▶ What to work on:
Identify the lines containing the word "chenille". Copy each one.

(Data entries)
>> begin

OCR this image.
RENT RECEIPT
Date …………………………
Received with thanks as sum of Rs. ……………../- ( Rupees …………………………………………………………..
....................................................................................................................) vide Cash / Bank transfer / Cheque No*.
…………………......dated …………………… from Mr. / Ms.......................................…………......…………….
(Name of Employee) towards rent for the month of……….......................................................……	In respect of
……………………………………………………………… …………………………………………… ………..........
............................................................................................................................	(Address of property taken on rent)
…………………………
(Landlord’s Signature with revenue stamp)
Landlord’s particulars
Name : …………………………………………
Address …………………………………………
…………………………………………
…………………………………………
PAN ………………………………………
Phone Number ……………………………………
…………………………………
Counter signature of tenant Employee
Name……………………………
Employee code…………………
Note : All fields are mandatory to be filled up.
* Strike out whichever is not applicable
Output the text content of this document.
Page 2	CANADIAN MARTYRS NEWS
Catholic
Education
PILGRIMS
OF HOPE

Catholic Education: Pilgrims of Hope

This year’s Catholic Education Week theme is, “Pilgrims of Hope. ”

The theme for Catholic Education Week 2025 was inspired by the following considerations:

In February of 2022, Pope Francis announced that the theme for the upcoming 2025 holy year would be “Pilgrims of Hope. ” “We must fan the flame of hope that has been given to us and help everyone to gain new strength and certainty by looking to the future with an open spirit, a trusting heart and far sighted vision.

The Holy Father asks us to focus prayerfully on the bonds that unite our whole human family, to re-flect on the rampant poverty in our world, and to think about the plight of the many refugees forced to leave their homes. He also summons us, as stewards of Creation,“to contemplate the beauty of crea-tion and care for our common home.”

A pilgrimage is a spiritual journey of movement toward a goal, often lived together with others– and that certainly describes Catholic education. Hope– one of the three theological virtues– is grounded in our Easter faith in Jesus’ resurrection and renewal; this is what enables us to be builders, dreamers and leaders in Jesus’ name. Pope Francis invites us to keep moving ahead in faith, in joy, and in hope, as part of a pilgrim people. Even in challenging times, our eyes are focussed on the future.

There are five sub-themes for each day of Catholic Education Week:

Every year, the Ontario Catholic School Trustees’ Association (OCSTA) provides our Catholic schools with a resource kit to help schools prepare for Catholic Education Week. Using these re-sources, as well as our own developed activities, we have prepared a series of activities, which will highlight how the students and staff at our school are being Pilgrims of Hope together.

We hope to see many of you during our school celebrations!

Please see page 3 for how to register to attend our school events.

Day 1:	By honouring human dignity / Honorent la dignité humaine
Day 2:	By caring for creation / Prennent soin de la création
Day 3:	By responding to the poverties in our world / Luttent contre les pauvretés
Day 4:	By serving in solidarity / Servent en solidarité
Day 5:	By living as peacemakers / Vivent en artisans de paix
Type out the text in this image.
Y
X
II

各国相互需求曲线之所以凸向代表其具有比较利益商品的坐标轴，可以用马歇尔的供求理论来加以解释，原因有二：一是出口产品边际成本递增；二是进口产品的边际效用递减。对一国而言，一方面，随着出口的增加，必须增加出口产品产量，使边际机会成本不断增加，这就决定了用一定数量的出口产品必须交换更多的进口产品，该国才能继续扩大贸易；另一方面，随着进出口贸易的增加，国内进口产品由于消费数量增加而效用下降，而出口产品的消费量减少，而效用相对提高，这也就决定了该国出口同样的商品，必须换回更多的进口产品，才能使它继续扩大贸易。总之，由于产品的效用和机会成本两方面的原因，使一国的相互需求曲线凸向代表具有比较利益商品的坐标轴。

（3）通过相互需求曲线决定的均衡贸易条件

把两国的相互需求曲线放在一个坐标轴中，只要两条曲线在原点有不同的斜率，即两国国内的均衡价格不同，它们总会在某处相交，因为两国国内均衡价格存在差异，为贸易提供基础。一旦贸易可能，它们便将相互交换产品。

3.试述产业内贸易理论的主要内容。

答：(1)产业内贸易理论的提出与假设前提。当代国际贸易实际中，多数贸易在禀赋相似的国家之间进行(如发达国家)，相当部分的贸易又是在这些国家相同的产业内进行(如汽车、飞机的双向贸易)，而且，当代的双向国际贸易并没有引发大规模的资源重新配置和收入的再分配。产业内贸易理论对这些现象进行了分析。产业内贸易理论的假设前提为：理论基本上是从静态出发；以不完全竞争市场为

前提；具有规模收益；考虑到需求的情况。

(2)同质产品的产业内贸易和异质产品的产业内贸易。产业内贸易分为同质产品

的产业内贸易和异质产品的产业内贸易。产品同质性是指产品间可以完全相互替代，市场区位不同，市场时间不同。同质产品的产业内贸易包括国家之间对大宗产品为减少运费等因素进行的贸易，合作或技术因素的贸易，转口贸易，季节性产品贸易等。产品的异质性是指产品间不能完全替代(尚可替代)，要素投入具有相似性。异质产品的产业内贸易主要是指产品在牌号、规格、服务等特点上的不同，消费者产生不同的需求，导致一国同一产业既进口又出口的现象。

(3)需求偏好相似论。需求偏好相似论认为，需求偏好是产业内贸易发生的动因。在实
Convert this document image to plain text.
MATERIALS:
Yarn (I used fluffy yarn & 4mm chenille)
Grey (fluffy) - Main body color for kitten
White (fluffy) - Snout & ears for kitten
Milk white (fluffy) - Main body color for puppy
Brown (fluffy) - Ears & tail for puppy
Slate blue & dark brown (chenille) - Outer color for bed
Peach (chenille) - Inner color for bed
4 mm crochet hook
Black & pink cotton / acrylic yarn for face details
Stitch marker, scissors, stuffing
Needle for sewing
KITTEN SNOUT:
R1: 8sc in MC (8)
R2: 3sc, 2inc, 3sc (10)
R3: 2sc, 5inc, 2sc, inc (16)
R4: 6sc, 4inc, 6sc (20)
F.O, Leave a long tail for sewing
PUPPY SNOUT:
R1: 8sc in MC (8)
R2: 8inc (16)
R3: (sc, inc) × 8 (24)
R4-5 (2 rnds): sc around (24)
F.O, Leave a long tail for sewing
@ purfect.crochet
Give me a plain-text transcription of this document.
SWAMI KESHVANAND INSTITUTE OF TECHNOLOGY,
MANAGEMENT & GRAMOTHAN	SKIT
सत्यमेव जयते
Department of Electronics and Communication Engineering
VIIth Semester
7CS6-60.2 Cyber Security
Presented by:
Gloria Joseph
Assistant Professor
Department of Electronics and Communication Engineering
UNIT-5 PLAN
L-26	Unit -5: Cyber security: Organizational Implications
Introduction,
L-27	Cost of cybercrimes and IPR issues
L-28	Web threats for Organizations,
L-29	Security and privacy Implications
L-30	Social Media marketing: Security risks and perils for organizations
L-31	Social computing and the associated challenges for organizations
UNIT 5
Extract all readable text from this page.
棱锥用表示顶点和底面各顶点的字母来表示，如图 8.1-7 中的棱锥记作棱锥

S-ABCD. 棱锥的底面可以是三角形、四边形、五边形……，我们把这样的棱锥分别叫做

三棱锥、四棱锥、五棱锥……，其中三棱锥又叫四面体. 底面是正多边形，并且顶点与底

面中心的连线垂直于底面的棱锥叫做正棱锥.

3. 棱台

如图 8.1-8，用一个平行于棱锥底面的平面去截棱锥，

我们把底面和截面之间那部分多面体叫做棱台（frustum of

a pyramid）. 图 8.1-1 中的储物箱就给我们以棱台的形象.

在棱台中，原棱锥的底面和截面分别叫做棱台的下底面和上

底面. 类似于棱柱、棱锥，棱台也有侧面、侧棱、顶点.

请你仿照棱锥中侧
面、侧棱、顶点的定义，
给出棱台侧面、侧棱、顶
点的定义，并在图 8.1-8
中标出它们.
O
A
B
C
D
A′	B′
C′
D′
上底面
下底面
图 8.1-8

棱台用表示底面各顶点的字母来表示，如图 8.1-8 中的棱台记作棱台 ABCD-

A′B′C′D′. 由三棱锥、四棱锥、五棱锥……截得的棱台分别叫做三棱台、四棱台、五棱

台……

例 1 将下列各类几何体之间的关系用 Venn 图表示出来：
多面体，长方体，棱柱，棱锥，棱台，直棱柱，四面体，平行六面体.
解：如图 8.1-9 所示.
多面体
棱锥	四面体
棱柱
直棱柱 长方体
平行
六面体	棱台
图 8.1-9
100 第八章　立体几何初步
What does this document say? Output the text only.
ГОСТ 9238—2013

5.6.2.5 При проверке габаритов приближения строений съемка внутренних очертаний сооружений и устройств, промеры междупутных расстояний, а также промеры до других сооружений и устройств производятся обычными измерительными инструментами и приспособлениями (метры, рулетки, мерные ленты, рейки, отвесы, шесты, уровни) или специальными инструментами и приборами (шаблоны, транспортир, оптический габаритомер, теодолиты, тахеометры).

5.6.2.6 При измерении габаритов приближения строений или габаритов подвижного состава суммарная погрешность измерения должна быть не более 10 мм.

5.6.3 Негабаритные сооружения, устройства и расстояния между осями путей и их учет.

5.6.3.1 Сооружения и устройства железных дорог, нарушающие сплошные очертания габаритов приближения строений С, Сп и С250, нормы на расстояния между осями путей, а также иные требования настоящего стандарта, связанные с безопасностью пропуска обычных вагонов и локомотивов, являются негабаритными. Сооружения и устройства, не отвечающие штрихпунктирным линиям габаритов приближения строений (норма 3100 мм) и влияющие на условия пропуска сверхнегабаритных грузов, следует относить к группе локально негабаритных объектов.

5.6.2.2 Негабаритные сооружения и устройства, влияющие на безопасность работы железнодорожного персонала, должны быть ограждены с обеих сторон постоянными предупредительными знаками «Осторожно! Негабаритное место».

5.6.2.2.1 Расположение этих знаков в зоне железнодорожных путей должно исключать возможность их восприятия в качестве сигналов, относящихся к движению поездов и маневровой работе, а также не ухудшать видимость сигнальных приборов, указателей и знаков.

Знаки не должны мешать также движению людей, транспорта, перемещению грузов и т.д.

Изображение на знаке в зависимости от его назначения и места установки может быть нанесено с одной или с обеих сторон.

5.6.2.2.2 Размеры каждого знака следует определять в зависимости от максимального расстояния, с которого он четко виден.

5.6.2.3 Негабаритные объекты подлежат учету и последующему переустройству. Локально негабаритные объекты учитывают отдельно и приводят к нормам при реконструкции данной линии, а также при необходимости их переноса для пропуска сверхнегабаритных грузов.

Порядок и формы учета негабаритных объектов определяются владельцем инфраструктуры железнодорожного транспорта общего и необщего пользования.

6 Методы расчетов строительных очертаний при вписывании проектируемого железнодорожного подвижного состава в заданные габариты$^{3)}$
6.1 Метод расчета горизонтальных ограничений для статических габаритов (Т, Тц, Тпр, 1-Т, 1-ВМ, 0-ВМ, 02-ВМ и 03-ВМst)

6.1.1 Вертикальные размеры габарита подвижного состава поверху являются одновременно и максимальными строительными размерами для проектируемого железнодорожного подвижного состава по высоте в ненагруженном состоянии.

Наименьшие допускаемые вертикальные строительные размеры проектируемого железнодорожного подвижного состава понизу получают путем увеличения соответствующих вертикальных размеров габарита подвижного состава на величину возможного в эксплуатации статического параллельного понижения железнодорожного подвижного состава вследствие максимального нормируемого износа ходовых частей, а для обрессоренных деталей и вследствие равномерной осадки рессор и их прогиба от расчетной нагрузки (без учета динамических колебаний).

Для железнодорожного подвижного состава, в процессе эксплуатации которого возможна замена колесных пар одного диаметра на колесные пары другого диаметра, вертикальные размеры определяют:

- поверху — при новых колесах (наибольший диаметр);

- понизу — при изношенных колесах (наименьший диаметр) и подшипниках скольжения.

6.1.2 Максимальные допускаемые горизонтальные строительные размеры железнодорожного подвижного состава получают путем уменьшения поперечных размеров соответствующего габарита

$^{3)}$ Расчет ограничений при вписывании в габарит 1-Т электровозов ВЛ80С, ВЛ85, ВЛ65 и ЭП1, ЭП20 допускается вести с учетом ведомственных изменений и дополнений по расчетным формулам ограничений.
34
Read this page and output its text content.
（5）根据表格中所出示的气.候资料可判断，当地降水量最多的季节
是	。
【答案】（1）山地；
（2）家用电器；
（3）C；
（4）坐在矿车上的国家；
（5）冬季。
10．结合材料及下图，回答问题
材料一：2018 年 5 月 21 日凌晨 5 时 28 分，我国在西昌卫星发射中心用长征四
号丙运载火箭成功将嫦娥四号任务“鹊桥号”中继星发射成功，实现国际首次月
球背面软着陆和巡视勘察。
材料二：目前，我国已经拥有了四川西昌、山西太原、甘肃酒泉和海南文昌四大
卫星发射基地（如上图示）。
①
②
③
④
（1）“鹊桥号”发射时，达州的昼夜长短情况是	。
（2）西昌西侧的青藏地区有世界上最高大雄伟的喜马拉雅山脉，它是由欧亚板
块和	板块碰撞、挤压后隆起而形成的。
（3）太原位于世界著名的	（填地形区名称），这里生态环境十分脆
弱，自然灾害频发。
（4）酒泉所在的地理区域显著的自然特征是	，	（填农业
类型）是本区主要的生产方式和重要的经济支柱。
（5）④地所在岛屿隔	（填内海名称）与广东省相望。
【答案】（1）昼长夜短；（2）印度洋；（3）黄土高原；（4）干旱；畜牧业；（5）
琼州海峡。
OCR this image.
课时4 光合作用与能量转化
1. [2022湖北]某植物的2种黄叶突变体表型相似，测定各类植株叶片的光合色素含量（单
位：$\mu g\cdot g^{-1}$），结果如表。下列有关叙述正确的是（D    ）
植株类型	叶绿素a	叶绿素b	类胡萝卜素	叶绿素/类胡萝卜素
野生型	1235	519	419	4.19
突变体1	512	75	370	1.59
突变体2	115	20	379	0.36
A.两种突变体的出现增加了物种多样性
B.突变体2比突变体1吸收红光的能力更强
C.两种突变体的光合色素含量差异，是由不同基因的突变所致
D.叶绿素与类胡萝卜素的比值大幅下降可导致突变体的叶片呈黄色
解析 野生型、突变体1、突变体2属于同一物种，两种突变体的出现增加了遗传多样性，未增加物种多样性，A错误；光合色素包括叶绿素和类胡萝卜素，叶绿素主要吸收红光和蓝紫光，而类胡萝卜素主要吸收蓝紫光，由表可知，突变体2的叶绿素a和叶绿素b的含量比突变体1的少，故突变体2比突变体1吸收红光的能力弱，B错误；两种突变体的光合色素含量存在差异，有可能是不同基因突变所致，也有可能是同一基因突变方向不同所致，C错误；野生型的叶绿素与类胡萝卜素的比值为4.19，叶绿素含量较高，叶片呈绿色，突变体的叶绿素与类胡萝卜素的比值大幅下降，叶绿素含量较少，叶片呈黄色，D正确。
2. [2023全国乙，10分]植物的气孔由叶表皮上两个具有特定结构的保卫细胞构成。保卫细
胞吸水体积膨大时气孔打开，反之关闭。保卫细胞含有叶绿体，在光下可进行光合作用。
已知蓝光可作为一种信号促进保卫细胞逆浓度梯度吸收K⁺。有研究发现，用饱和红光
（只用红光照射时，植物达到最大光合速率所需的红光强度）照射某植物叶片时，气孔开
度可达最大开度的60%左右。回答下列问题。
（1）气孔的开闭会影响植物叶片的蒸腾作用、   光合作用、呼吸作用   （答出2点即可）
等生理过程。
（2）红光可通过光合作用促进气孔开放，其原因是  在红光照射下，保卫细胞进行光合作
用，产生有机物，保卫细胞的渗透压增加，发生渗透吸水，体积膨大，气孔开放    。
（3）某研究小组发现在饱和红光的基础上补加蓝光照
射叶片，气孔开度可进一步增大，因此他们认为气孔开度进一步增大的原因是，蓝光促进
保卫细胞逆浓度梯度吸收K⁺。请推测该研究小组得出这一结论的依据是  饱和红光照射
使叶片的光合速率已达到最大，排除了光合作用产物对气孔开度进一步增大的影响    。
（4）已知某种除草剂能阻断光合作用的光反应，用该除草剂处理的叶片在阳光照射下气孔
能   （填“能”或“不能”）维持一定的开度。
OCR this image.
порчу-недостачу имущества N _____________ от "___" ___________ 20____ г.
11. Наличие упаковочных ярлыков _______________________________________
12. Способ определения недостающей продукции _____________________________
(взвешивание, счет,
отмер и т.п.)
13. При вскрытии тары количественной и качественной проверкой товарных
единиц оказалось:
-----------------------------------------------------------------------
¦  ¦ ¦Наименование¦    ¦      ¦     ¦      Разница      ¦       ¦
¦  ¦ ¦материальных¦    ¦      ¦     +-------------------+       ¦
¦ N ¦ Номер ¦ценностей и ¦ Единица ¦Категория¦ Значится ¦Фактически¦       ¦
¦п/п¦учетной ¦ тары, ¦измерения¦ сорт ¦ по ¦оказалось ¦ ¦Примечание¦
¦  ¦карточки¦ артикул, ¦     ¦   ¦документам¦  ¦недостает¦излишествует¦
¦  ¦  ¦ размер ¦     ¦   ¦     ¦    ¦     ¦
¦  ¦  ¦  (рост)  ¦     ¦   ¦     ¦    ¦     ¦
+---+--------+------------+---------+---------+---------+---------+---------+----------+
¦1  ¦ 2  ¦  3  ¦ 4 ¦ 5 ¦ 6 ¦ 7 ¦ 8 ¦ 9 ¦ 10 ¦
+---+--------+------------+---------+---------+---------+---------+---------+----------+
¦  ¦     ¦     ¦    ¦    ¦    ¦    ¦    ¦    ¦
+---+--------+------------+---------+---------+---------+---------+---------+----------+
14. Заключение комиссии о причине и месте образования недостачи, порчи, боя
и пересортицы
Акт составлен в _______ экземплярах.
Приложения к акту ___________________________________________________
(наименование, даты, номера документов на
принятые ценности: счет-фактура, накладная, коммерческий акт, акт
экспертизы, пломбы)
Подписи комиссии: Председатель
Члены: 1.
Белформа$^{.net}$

>> end

▶ Correct result:
Yarn (I used fluffy yarn & 4mm chenille)
Slate blue & dark brown (chenille) - Outer color for bed
Peach (chenille) - Inner color for bed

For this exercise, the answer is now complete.